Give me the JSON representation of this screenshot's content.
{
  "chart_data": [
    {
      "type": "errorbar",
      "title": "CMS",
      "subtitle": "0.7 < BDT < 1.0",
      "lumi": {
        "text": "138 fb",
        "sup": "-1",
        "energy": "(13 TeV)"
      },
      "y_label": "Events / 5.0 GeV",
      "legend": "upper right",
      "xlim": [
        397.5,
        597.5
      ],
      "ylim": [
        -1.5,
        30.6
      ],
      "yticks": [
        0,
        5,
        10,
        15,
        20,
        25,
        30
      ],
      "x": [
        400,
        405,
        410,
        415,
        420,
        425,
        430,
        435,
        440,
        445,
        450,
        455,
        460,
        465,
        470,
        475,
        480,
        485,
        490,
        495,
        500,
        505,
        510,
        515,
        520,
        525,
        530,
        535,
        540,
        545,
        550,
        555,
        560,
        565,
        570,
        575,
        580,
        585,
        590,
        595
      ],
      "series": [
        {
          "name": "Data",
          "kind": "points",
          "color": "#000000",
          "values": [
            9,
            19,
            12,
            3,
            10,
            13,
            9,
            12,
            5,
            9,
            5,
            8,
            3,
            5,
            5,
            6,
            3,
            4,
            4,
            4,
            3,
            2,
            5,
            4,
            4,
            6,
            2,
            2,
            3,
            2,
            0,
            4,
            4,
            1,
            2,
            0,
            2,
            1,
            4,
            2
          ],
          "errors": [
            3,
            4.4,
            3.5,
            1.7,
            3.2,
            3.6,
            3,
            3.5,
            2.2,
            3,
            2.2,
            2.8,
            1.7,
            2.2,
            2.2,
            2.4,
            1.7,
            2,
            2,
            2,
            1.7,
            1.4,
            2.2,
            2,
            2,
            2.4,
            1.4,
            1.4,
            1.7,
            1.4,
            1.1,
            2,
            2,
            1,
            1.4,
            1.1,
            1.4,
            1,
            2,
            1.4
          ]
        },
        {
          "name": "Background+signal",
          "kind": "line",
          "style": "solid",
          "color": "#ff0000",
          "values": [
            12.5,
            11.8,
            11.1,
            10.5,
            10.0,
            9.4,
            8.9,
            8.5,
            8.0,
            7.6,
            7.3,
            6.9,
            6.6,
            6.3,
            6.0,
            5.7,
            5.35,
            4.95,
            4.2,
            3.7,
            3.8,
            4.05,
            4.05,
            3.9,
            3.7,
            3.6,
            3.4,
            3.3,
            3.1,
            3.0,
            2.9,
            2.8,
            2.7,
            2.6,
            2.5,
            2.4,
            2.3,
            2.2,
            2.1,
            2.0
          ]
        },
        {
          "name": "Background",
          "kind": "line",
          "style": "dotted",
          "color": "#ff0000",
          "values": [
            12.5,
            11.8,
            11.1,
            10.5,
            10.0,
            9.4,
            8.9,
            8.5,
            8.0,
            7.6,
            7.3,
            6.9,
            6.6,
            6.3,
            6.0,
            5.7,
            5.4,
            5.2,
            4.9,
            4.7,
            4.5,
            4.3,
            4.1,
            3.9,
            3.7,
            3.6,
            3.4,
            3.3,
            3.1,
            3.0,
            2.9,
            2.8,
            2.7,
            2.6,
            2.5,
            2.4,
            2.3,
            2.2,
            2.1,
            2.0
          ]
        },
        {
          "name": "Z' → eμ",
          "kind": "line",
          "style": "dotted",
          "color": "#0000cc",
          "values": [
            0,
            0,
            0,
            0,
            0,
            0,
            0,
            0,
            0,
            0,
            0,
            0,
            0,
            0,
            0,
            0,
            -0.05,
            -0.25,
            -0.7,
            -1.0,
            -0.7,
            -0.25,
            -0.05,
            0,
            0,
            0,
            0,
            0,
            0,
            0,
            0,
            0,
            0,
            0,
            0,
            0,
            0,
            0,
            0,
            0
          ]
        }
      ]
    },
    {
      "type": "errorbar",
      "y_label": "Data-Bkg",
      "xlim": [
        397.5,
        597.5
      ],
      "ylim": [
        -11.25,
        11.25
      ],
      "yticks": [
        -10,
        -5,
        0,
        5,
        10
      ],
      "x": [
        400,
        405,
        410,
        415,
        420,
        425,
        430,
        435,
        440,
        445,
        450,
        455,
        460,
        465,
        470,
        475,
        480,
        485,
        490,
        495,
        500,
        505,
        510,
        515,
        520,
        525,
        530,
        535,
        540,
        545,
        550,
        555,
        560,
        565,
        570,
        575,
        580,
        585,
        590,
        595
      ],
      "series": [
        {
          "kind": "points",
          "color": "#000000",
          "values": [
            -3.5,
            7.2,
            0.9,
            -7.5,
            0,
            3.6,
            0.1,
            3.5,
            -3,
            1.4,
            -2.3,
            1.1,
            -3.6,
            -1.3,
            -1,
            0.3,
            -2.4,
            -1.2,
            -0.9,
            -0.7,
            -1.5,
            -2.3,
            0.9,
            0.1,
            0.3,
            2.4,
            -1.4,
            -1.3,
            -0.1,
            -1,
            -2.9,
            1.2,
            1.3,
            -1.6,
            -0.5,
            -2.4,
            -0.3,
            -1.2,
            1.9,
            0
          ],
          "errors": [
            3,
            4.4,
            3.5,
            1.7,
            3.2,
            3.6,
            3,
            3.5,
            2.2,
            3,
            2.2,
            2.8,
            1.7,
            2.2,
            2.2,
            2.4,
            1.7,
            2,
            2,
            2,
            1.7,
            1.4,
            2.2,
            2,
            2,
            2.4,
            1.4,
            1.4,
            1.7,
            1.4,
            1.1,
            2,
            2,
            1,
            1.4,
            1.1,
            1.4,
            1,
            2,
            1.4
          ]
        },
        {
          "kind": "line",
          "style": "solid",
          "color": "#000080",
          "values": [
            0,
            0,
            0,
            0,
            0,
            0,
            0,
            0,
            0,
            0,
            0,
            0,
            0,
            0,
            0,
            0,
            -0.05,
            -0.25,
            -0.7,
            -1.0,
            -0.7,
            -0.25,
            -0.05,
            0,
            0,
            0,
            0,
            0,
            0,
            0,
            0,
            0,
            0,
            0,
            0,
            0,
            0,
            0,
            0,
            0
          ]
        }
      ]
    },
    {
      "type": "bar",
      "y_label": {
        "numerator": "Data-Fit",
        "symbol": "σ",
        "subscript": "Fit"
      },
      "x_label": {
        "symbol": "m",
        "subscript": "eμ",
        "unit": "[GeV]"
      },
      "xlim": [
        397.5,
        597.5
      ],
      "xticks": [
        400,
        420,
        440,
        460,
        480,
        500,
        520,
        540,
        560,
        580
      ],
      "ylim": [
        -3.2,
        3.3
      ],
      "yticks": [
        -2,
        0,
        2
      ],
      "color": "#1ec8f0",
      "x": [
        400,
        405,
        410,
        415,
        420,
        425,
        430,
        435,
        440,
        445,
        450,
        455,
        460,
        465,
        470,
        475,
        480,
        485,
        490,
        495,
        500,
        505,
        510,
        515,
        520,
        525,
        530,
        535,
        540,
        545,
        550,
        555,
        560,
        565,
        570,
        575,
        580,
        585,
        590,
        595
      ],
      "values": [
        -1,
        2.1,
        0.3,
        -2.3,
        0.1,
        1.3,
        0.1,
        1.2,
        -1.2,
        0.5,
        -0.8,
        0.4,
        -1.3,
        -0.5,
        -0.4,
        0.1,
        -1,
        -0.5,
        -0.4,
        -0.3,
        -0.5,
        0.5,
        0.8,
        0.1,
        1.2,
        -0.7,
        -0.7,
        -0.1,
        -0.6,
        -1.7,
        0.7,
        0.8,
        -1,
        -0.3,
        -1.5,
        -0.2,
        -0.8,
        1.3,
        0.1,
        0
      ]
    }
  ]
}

▬▬▬▬▬▬▬▬▬▬

### Task objective
Check each line above for the string "Background" and show the ones that have it.

### Output for this task
          "name": "Background+signal",
          "name": "Background",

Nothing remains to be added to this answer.